TASK TO COMPLETE |
Reproduce each line bearing the word "hotmail".

DATA RECORDS |
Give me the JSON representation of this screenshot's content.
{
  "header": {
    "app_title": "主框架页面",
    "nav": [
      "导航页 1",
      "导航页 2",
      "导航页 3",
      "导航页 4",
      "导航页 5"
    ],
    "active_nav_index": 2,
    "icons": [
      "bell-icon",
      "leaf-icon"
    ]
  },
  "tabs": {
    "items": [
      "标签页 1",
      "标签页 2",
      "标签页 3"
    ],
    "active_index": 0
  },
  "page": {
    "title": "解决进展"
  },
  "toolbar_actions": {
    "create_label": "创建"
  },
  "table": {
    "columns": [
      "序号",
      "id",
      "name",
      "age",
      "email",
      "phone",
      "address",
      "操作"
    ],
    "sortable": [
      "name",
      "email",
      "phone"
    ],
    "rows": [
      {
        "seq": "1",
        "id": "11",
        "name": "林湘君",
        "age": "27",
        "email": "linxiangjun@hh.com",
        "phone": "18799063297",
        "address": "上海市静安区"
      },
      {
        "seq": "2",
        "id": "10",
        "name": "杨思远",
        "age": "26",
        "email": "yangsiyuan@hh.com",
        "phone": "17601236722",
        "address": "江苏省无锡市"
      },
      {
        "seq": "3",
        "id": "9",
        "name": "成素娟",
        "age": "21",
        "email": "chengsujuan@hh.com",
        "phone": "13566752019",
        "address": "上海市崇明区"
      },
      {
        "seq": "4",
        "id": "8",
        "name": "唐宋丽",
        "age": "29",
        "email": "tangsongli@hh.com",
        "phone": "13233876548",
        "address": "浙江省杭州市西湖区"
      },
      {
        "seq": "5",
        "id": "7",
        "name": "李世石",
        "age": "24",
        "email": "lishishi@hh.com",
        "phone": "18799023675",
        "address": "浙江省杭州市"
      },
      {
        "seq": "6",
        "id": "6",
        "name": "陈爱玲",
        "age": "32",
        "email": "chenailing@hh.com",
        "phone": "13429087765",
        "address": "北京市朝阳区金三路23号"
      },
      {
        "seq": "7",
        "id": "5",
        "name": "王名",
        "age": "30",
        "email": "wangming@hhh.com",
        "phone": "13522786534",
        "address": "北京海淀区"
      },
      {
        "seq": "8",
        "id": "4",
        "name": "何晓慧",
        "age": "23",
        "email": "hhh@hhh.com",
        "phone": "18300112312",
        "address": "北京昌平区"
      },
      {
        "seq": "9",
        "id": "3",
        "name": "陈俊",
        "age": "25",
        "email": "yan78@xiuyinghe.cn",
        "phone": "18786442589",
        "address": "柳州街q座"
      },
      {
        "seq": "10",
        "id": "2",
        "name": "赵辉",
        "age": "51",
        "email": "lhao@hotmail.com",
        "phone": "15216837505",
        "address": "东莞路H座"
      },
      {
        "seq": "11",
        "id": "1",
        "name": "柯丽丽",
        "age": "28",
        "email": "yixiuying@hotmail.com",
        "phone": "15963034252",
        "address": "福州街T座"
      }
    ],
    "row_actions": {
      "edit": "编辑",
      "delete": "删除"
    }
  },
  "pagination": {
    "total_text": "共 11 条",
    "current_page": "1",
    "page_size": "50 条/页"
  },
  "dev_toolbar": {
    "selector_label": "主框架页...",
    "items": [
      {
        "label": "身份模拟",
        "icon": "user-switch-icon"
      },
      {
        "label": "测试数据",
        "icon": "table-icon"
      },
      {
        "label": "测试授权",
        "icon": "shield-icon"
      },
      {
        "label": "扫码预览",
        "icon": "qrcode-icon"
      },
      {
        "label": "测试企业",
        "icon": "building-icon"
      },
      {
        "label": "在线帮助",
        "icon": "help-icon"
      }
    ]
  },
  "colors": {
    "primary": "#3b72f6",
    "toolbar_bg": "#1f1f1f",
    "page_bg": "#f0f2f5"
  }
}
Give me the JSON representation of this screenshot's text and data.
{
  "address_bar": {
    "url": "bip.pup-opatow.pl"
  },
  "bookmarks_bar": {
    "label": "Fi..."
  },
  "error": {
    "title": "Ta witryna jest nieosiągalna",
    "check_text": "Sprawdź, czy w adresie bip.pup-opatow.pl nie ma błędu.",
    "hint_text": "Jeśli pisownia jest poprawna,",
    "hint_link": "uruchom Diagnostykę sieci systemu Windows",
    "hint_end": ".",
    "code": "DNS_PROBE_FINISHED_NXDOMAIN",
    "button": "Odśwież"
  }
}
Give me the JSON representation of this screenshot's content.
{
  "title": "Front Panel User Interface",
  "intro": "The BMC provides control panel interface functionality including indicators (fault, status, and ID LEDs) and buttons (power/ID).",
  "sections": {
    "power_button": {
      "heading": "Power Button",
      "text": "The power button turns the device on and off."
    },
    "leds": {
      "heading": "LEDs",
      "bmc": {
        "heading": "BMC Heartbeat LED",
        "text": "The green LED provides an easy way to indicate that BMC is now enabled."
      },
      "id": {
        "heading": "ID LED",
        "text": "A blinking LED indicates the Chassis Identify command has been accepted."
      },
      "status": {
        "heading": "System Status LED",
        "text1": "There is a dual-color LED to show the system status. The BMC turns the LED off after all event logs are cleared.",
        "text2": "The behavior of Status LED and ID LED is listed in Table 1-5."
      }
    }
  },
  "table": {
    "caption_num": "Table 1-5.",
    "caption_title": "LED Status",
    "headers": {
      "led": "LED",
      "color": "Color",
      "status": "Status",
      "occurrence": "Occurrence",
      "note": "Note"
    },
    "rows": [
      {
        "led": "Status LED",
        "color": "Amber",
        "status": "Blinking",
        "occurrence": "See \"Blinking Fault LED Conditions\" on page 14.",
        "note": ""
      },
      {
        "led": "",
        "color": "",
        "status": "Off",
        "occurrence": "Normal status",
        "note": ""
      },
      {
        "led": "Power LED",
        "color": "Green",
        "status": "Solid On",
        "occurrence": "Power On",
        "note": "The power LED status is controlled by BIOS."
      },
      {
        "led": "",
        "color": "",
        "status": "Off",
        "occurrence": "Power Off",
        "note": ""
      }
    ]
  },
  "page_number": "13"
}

ANSWER IN FULL |
        "email": "lhao@hotmail.com",
        "email": "yixiuying@hotmail.com",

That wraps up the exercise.